(Data entries)
◇ ◇ ◇

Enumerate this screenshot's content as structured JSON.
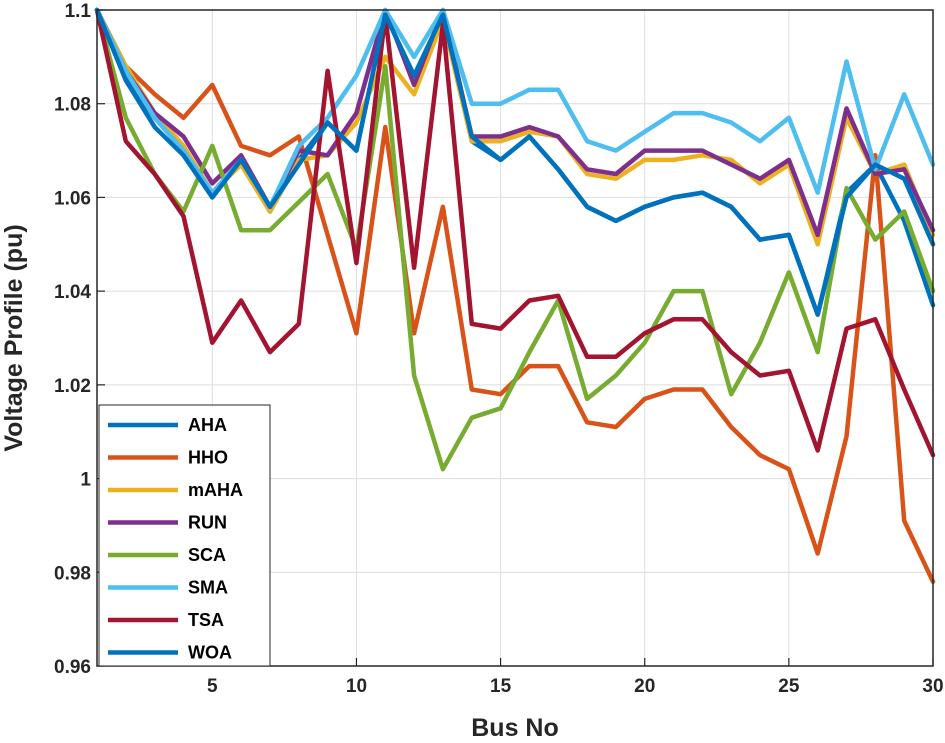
{
  "chart_data": {
    "type": "line",
    "title": "",
    "xlabel": "Bus No",
    "ylabel": "Voltage Profile (pu)",
    "xlim": [
      1,
      30
    ],
    "ylim": [
      0.96,
      1.1
    ],
    "xticks": [
      5,
      10,
      15,
      20,
      25,
      30
    ],
    "yticks": [
      0.96,
      0.98,
      1,
      1.02,
      1.04,
      1.06,
      1.08,
      1.1
    ],
    "ytick_labels": [
      "0.96",
      "0.98",
      "1",
      "1.02",
      "1.04",
      "1.06",
      "1.08",
      "1.1"
    ],
    "grid": true,
    "legend_position": "bottom-left",
    "x": [
      1,
      2,
      3,
      4,
      5,
      6,
      7,
      8,
      9,
      10,
      11,
      12,
      13,
      14,
      15,
      16,
      17,
      18,
      19,
      20,
      21,
      22,
      23,
      24,
      25,
      26,
      27,
      28,
      29,
      30
    ],
    "series": [
      {
        "name": "AHA",
        "color": "#0072BD",
        "values": [
          1.1,
          1.086,
          1.077,
          1.07,
          1.06,
          1.068,
          1.057,
          1.068,
          1.076,
          1.07,
          1.099,
          1.086,
          1.099,
          1.072,
          1.068,
          1.073,
          1.066,
          1.058,
          1.055,
          1.058,
          1.06,
          1.061,
          1.058,
          1.051,
          1.052,
          1.035,
          1.061,
          1.067,
          1.055,
          1.037
        ]
      },
      {
        "name": "HHO",
        "color": "#D95319",
        "values": [
          1.1,
          1.088,
          1.082,
          1.077,
          1.084,
          1.071,
          1.069,
          1.073,
          1.052,
          1.031,
          1.075,
          1.031,
          1.058,
          1.019,
          1.018,
          1.024,
          1.024,
          1.012,
          1.011,
          1.017,
          1.019,
          1.019,
          1.011,
          1.005,
          1.002,
          0.984,
          1.009,
          1.069,
          0.991,
          0.978
        ]
      },
      {
        "name": "mAHA",
        "color": "#EDB120",
        "values": [
          1.1,
          1.088,
          1.078,
          1.071,
          1.061,
          1.067,
          1.057,
          1.068,
          1.069,
          1.076,
          1.09,
          1.082,
          1.098,
          1.072,
          1.072,
          1.074,
          1.073,
          1.065,
          1.064,
          1.068,
          1.068,
          1.069,
          1.068,
          1.063,
          1.067,
          1.05,
          1.077,
          1.065,
          1.067,
          1.052
        ]
      },
      {
        "name": "RUN",
        "color": "#7E2F8E",
        "values": [
          1.1,
          1.087,
          1.078,
          1.073,
          1.063,
          1.069,
          1.058,
          1.07,
          1.069,
          1.078,
          1.1,
          1.084,
          1.1,
          1.073,
          1.073,
          1.075,
          1.073,
          1.066,
          1.065,
          1.07,
          1.07,
          1.07,
          1.067,
          1.064,
          1.068,
          1.052,
          1.079,
          1.065,
          1.066,
          1.053
        ]
      },
      {
        "name": "SCA",
        "color": "#77AC30",
        "values": [
          1.1,
          1.077,
          1.065,
          1.057,
          1.071,
          1.053,
          1.053,
          1.059,
          1.065,
          1.049,
          1.088,
          1.022,
          1.002,
          1.013,
          1.015,
          1.027,
          1.038,
          1.017,
          1.022,
          1.029,
          1.04,
          1.04,
          1.018,
          1.029,
          1.044,
          1.027,
          1.062,
          1.051,
          1.057,
          1.04
        ]
      },
      {
        "name": "SMA",
        "color": "#4DBEEE",
        "values": [
          1.1,
          1.087,
          1.077,
          1.07,
          1.061,
          1.068,
          1.058,
          1.071,
          1.077,
          1.086,
          1.1,
          1.09,
          1.1,
          1.08,
          1.08,
          1.083,
          1.083,
          1.072,
          1.07,
          1.074,
          1.078,
          1.078,
          1.076,
          1.072,
          1.077,
          1.061,
          1.089,
          1.066,
          1.082,
          1.067
        ]
      },
      {
        "name": "TSA",
        "color": "#A2142F",
        "values": [
          1.1,
          1.072,
          1.065,
          1.056,
          1.029,
          1.038,
          1.027,
          1.033,
          1.087,
          1.046,
          1.099,
          1.045,
          1.097,
          1.033,
          1.032,
          1.038,
          1.039,
          1.026,
          1.026,
          1.031,
          1.034,
          1.034,
          1.027,
          1.022,
          1.023,
          1.006,
          1.032,
          1.034,
          1.019,
          1.005
        ]
      },
      {
        "name": "WOA",
        "color": "#0072BD",
        "values": [
          1.1,
          1.085,
          1.075,
          1.069,
          1.06,
          1.068,
          1.058,
          1.067,
          1.076,
          1.07,
          1.099,
          1.086,
          1.099,
          1.073,
          1.068,
          1.073,
          1.066,
          1.058,
          1.055,
          1.058,
          1.06,
          1.061,
          1.058,
          1.051,
          1.052,
          1.035,
          1.06,
          1.067,
          1.064,
          1.05
        ]
      }
    ]
  }
}
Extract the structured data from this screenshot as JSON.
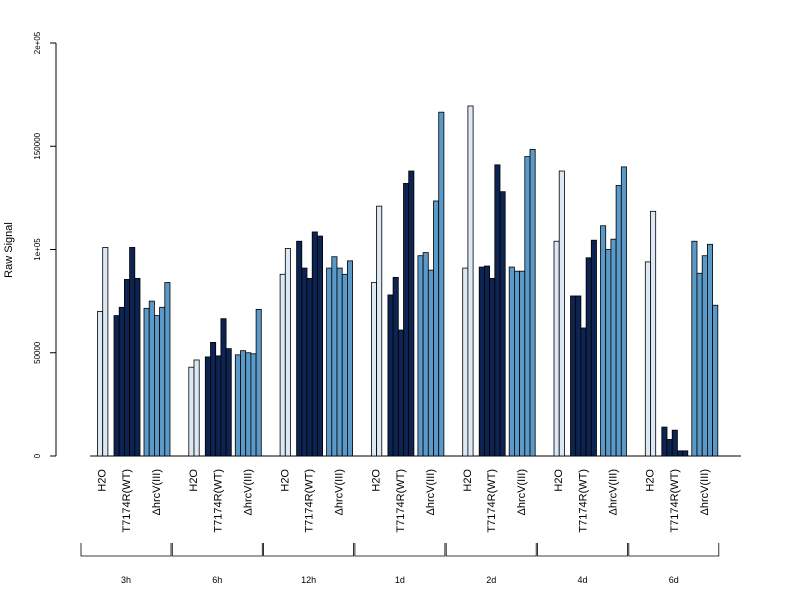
{
  "chart_data": {
    "type": "bar",
    "ylabel": "Raw Signal",
    "ylim": [
      0,
      200000
    ],
    "y_ticks": [
      {
        "value": 0,
        "label": "0"
      },
      {
        "value": 50000,
        "label": "50000"
      },
      {
        "value": 100000,
        "label": "1e+05"
      },
      {
        "value": 150000,
        "label": "150000"
      },
      {
        "value": 200000,
        "label": "2e+05"
      }
    ],
    "timepoints": [
      "3h",
      "6h",
      "12h",
      "1d",
      "2d",
      "4d",
      "6d"
    ],
    "treatments": [
      {
        "label": "H2O",
        "color": "#dde8f5"
      },
      {
        "label": "T7174R(WT)",
        "color": "#0d2452"
      },
      {
        "label": "ΔhrcV(III)",
        "color": "#5b9ac8"
      }
    ],
    "values": [
      [
        [
          70000,
          101000
        ],
        [
          68000,
          72000,
          85500,
          101000,
          86000
        ],
        [
          71500,
          75000,
          68000,
          72000,
          84000
        ]
      ],
      [
        [
          43000,
          46500
        ],
        [
          48000,
          55000,
          48500,
          66500,
          52000
        ],
        [
          49000,
          51000,
          50000,
          49500,
          71000
        ]
      ],
      [
        [
          88000,
          100500
        ],
        [
          104000,
          91000,
          86000,
          108500,
          106500
        ],
        [
          91000,
          96500,
          91000,
          88000,
          94500
        ]
      ],
      [
        [
          84000,
          121000
        ],
        [
          78000,
          86500,
          61000,
          132000,
          138000
        ],
        [
          97000,
          98500,
          90000,
          123500,
          166500
        ]
      ],
      [
        [
          91000,
          169500
        ],
        [
          91500,
          92000,
          86000,
          141000,
          128000
        ],
        [
          91500,
          89500,
          89500,
          145000,
          148500
        ]
      ],
      [
        [
          104000,
          138000
        ],
        [
          77500,
          77500,
          62000,
          96000,
          104500
        ],
        [
          111500,
          100000,
          105000,
          131000,
          140000
        ]
      ],
      [
        [
          94000,
          118500
        ],
        [
          14000,
          8000,
          12500,
          2500,
          2500
        ],
        [
          104000,
          88500,
          97000,
          102500,
          73000
        ]
      ]
    ]
  }
}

◇ ◇ ◇

#### Work required:
Reproduce each line exactly, please, except for any pictures.

#### Final result:
Enumerate this screenshot's content as structured JSON.
{
  "chart_data": {
    "type": "line",
    "title": "",
    "xlabel": "Bus No",
    "ylabel": "Voltage Profile (pu)",
    "xlim": [
      1,
      30
    ],
    "ylim": [
      0.96,
      1.1
    ],
    "xticks": [
      5,
      10,
      15,
      20,
      25,
      30
    ],
    "yticks": [
      0.96,
      0.98,
      1,
      1.02,
      1.04,
      1.06,
      1.08,
      1.1
    ],
    "ytick_labels": [
      "0.96",
      "0.98",
      "1",
      "1.02",
      "1.04",
      "1.06",
      "1.08",
      "1.1"
    ],
    "grid": true,
    "legend_position": "bottom-left",
    "x": [
      1,
      2,
      3,
      4,
      5,
      6,
      7,
      8,
      9,
      10,
      11,
      12,
      13,
      14,
      15,
      16,
      17,
      18,
      19,
      20,
      21,
      22,
      23,
      24,
      25,
      26,
      27,
      28,
      29,
      30
    ],
    "series": [
      {
        "name": "AHA",
        "color": "#0072BD",
        "values": [
          1.1,
          1.086,
          1.077,
          1.07,
          1.06,
          1.068,
          1.057,
          1.068,
          1.076,
          1.07,
          1.099,
          1.086,
          1.099,
          1.072,
          1.068,
          1.073,
          1.066,
          1.058,
          1.055,
          1.058,
          1.06,
          1.061,
          1.058,
          1.051,
          1.052,
          1.035,
          1.061,
          1.067,
          1.055,
          1.037
        ]
      },
      {
        "name": "HHO",
        "color": "#D95319",
        "values": [
          1.1,
          1.088,
          1.082,
          1.077,
          1.084,
          1.071,
          1.069,
          1.073,
          1.052,
          1.031,
          1.075,
          1.031,
          1.058,
          1.019,
          1.018,
          1.024,
          1.024,
          1.012,
          1.011,
          1.017,
          1.019,
          1.019,
          1.011,
          1.005,
          1.002,
          0.984,
          1.009,
          1.069,
          0.991,
          0.978
        ]
      },
      {
        "name": "mAHA",
        "color": "#EDB120",
        "values": [
          1.1,
          1.088,
          1.078,
          1.071,
          1.061,
          1.067,
          1.057,
          1.068,
          1.069,
          1.076,
          1.09,
          1.082,
          1.098,
          1.072,
          1.072,
          1.074,
          1.073,
          1.065,
          1.064,
          1.068,
          1.068,
          1.069,
          1.068,
          1.063,
          1.067,
          1.05,
          1.077,
          1.065,
          1.067,
          1.052
        ]
      },
      {
        "name": "RUN",
        "color": "#7E2F8E",
        "values": [
          1.1,
          1.087,
          1.078,
          1.073,
          1.063,
          1.069,
          1.058,
          1.07,
          1.069,
          1.078,
          1.1,
          1.084,
          1.1,
          1.073,
          1.073,
          1.075,
          1.073,
          1.066,
          1.065,
          1.07,
          1.07,
          1.07,
          1.067,
          1.064,
          1.068,
          1.052,
          1.079,
          1.065,
          1.066,
          1.053
        ]
      },
      {
        "name": "SCA",
        "color": "#77AC30",
        "values": [
          1.1,
          1.077,
          1.065,
          1.057,
          1.071,
          1.053,
          1.053,
          1.059,
          1.065,
          1.049,
          1.088,
          1.022,
          1.002,
          1.013,
          1.015,
          1.027,
          1.038,
          1.017,
          1.022,
          1.029,
          1.04,
          1.04,
          1.018,
          1.029,
          1.044,
          1.027,
          1.062,
          1.051,
          1.057,
          1.04
        ]
      },
      {
        "name": "SMA",
        "color": "#4DBEEE",
        "values": [
          1.1,
          1.087,
          1.077,
          1.07,
          1.061,
          1.068,
          1.058,
          1.071,
          1.077,
          1.086,
          1.1,
          1.09,
          1.1,
          1.08,
          1.08,
          1.083,
          1.083,
          1.072,
          1.07,
          1.074,
          1.078,
          1.078,
          1.076,
          1.072,
          1.077,
          1.061,
          1.089,
          1.066,
          1.082,
          1.067
        ]
      },
      {
        "name": "TSA",
        "color": "#A2142F",
        "values": [
          1.1,
          1.072,
          1.065,
          1.056,
          1.029,
          1.038,
          1.027,
          1.033,
          1.087,
          1.046,
          1.099,
          1.045,
          1.097,
          1.033,
          1.032,
          1.038,
          1.039,
          1.026,
          1.026,
          1.031,
          1.034,
          1.034,
          1.027,
          1.022,
          1.023,
          1.006,
          1.032,
          1.034,
          1.019,
          1.005
        ]
      },
      {
        "name": "WOA",
        "color": "#0072BD",
        "values": [
          1.1,
          1.085,
          1.075,
          1.069,
          1.06,
          1.068,
          1.058,
          1.067,
          1.076,
          1.07,
          1.099,
          1.086,
          1.099,
          1.073,
          1.068,
          1.073,
          1.066,
          1.058,
          1.055,
          1.058,
          1.06,
          1.061,
          1.058,
          1.051,
          1.052,
          1.035,
          1.06,
          1.067,
          1.064,
          1.05
        ]
      }
    ]
  }
}
Extract the structured data from this screenshot as JSON.
{
  "chart_data": {
    "type": "bar",
    "ylabel": "Raw Signal",
    "ylim": [
      0,
      200000
    ],
    "y_ticks": [
      {
        "value": 0,
        "label": "0"
      },
      {
        "value": 50000,
        "label": "50000"
      },
      {
        "value": 100000,
        "label": "1e+05"
      },
      {
        "value": 150000,
        "label": "150000"
      },
      {
        "value": 200000,
        "label": "2e+05"
      }
    ],
    "timepoints": [
      "3h",
      "6h",
      "12h",
      "1d",
      "2d",
      "4d",
      "6d"
    ],
    "treatments": [
      {
        "label": "H2O",
        "color": "#dde8f5"
      },
      {
        "label": "T7174R(WT)",
        "color": "#0d2452"
      },
      {
        "label": "ΔhrcV(III)",
        "color": "#5b9ac8"
      }
    ],
    "values": [
      [
        [
          70000,
          101000
        ],
        [
          68000,
          72000,
          85500,
          101000,
          86000
        ],
        [
          71500,
          75000,
          68000,
          72000,
          84000
        ]
      ],
      [
        [
          43000,
          46500
        ],
        [
          48000,
          55000,
          48500,
          66500,
          52000
        ],
        [
          49000,
          51000,
          50000,
          49500,
          71000
        ]
      ],
      [
        [
          88000,
          100500
        ],
        [
          104000,
          91000,
          86000,
          108500,
          106500
        ],
        [
          91000,
          96500,
          91000,
          88000,
          94500
        ]
      ],
      [
        [
          84000,
          121000
        ],
        [
          78000,
          86500,
          61000,
          132000,
          138000
        ],
        [
          97000,
          98500,
          90000,
          123500,
          166500
        ]
      ],
      [
        [
          91000,
          169500
        ],
        [
          91500,
          92000,
          86000,
          141000,
          128000
        ],
        [
          91500,
          89500,
          89500,
          145000,
          148500
        ]
      ],
      [
        [
          104000,
          138000
        ],
        [
          77500,
          77500,
          62000,
          96000,
          104500
        ],
        [
          111500,
          100000,
          105000,
          131000,
          140000
        ]
      ],
      [
        [
          94000,
          118500
        ],
        [
          14000,
          8000,
          12500,
          2500,
          2500
        ],
        [
          104000,
          88500,
          97000,
          102500,
          73000
        ]
      ]
    ]
  }
}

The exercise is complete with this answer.